*Task to carry out*
Recast the records below as a Markdown table with two columns, No. and Entry, putting each non-blank line in its own numbered row.

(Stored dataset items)
_ _ _

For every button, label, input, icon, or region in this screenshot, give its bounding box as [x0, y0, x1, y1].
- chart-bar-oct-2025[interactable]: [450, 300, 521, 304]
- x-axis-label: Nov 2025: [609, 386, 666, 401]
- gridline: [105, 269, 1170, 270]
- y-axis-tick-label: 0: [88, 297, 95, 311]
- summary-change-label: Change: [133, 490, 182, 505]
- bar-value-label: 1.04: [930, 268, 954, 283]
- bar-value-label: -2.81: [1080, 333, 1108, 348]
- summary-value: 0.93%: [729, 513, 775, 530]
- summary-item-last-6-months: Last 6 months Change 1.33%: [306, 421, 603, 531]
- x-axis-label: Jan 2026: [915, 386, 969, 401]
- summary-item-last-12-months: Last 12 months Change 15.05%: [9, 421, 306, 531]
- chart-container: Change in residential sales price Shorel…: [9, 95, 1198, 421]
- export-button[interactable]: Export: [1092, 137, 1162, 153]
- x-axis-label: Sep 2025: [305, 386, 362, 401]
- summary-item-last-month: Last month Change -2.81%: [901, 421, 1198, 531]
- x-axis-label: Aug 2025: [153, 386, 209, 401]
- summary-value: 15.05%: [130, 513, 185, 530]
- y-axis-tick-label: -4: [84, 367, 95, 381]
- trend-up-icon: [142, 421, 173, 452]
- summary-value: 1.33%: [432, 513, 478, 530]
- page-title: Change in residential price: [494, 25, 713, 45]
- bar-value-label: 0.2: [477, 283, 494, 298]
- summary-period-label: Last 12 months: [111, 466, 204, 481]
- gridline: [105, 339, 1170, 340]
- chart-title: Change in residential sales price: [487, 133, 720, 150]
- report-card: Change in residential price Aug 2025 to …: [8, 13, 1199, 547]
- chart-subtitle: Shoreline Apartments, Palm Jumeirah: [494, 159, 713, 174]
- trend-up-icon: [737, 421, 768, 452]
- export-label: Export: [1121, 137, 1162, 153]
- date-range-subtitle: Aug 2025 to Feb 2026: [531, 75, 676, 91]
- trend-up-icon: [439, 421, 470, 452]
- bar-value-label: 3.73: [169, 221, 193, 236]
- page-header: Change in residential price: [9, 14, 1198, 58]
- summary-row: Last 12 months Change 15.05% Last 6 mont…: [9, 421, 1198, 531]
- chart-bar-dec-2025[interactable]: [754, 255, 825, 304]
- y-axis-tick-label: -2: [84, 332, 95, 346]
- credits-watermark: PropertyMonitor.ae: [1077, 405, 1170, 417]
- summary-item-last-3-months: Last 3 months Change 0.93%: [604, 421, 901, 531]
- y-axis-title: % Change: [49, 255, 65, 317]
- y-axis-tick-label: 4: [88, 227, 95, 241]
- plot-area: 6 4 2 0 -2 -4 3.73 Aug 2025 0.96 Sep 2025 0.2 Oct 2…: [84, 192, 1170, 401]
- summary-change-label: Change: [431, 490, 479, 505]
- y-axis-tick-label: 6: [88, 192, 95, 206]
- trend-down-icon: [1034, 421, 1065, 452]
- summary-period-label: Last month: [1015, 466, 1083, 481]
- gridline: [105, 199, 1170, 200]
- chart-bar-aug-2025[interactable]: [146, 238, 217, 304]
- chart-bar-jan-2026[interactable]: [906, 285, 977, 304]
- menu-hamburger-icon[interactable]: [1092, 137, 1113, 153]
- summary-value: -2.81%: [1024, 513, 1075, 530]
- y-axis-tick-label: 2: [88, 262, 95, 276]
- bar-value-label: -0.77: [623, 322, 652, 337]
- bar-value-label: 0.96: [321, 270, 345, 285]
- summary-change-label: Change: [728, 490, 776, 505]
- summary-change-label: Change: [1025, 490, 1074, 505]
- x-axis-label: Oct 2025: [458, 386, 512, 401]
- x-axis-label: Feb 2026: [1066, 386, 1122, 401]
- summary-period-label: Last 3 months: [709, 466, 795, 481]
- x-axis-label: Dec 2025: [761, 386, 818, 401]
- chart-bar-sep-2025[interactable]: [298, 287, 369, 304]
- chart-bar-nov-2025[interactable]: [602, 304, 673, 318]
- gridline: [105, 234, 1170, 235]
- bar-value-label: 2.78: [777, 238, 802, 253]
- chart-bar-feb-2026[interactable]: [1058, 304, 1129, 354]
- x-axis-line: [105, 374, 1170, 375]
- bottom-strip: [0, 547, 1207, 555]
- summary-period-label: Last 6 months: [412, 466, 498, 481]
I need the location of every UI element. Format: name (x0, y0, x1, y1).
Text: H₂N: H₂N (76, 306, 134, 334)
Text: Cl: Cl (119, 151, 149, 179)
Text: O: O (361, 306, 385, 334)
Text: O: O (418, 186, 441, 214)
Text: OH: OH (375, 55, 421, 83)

_ _ _

*Reply to the exercise*
| No. | Entry |
|---|---|
| 1 | For every button, label, input, icon, or region in this screenshot, give its bounding box as [x0, y0, x1, y1]. |
| 2 | - chart-bar-oct-2025[interactable]: [450, 300, 521, 304] |
| 3 | - x-axis-label: Nov 2025: [609, 386, 666, 401] |
| 4 | - gridline: [105, 269, 1170, 270] |
| 5 | - y-axis-tick-label: 0: [88, 297, 95, 311] |
| 6 | - summary-change-label: Change: [133, 490, 182, 505] |
| 7 | - bar-value-label: 1.04: [930, 268, 954, 283] |
| 8 | - bar-value-label: -2.81: [1080, 333, 1108, 348] |
| 9 | - summary-value: 0.93%: [729, 513, 775, 530] |
| 10 | - summary-item-last-6-months: Last 6 months Change 1.33%: [306, 421, 603, 531] |
| 11 | - x-axis-label: Jan 2026: [915, 386, 969, 401] |
| 12 | - summary-item-last-12-months: Last 12 months Change 15.05%: [9, 421, 306, 531] |
| 13 | - chart-container: Change in residential sales price Shorel…: [9, 95, 1198, 421] |
| 14 | - export-button[interactable]: Export: [1092, 137, 1162, 153] |
| 15 | - x-axis-label: Sep 2025: [305, 386, 362, 401] |
| 16 | - summary-item-last-month: Last month Change -2.81%: [901, 421, 1198, 531] |
| 17 | - x-axis-label: Aug 2025: [153, 386, 209, 401] |
| 18 | - summary-value: 15.05%: [130, 513, 185, 530] |
| 19 | - y-axis-tick-label: -4: [84, 367, 95, 381] |
| 20 | - trend-up-icon: [142, 421, 173, 452] |
| 21 | - summary-value: 1.33%: [432, 513, 478, 530] |
| 22 | - page-title: Change in residential price: [494, 25, 713, 45] |
| 23 | - bar-value-label: 0.2: [477, 283, 494, 298] |
| 24 | - summary-period-label: Last 12 months: [111, 466, 204, 481] |
| 25 | - gridline: [105, 339, 1170, 340] |
| 26 | - chart-title: Change in residential sales price: [487, 133, 720, 150] |
| 27 | - report-card: Change in residential price Aug 2025 to …: [8, 13, 1199, 547] |
| 28 | - chart-subtitle: Shoreline Apartments, Palm Jumeirah: [494, 159, 713, 174] |
| 29 | - trend-up-icon: [737, 421, 768, 452] |
| 30 | - export-label: Export: [1121, 137, 1162, 153] |
| 31 | - date-range-subtitle: Aug 2025 to Feb 2026: [531, 75, 676, 91] |
| 32 | - trend-up-icon: [439, 421, 470, 452] |
| 33 | - bar-value-label: 3.73: [169, 221, 193, 236] |
| 34 | - page-header: Change in residential price: [9, 14, 1198, 58] |
| 35 | - summary-row: Last 12 months Change 15.05% Last 6 mont…: [9, 421, 1198, 531] |
| 36 | - chart-bar-dec-2025[interactable]: [754, 255, 825, 304] |
| 37 | - y-axis-tick-label: -2: [84, 332, 95, 346] |
| 38 | - credits-watermark: PropertyMonitor.ae: [1077, 405, 1170, 417] |
| 39 | - summary-item-last-3-months: Last 3 months Change 0.93%: [604, 421, 901, 531] |
| 40 | - y-axis-title: % Change: [49, 255, 65, 317] |
| 41 | - y-axis-tick-label: 4: [88, 227, 95, 241] |
| 42 | - plot-area: 6 4 2 0 -2 -4 3.73 Aug 2025 0.96 Sep 2025 0.2 Oct 2…: [84, 192, 1170, 401] |
| 43 | - summary-change-label: Change: [431, 490, 479, 505] |
| 44 | - y-axis-tick-label: 6: [88, 192, 95, 206] |
| 45 | - trend-down-icon: [1034, 421, 1065, 452] |
| 46 | - summary-period-label: Last month: [1015, 466, 1083, 481] |
| 47 | - gridline: [105, 199, 1170, 200] |
| 48 | - chart-bar-aug-2025[interactable]: [146, 238, 217, 304] |
| 49 | - chart-bar-jan-2026[interactable]: [906, 285, 977, 304] |
| 50 | - menu-hamburger-icon[interactable]: [1092, 137, 1113, 153] |
| 51 | - summary-value: -2.81%: [1024, 513, 1075, 530] |
| 52 | - y-axis-tick-label: 2: [88, 262, 95, 276] |
| 53 | - bar-value-label: -0.77: [623, 322, 652, 337] |
| 54 | - bar-value-label: 0.96: [321, 270, 345, 285] |
| 55 | - summary-change-label: Change: [728, 490, 776, 505] |
| 56 | - summary-change-label: Change: [1025, 490, 1074, 505] |
| 57 | - x-axis-label: Oct 2025: [458, 386, 512, 401] |
| 58 | - x-axis-label: Feb 2026: [1066, 386, 1122, 401] |
| 59 | - summary-period-label: Last 3 months: [709, 466, 795, 481] |
| 60 | - x-axis-label: Dec 2025: [761, 386, 818, 401] |
| 61 | - chart-bar-sep-2025[interactable]: [298, 287, 369, 304] |
| 62 | - chart-bar-nov-2025[interactable]: [602, 304, 673, 318] |
| 63 | - gridline: [105, 234, 1170, 235] |
| 64 | - bar-value-label: 2.78: [777, 238, 802, 253] |
| 65 | - chart-bar-feb-2026[interactable]: [1058, 304, 1129, 354] |
| 66 | - x-axis-line: [105, 374, 1170, 375] |
| 67 | - bottom-strip: [0, 547, 1207, 555] |
| 68 | - summary-period-label: Last 6 months: [412, 466, 498, 481] |
| 69 | I need the location of every UI element. Format: name (x0, y0, x1, y1). |
| 70 | Text: H₂N: H₂N (76, 306, 134, 334) |
| 71 | Text: Cl: Cl (119, 151, 149, 179) |
| 72 | Text: O: O (361, 306, 385, 334) |
| 73 | Text: O: O (418, 186, 441, 214) |
| 74 | Text: OH: OH (375, 55, 421, 83) |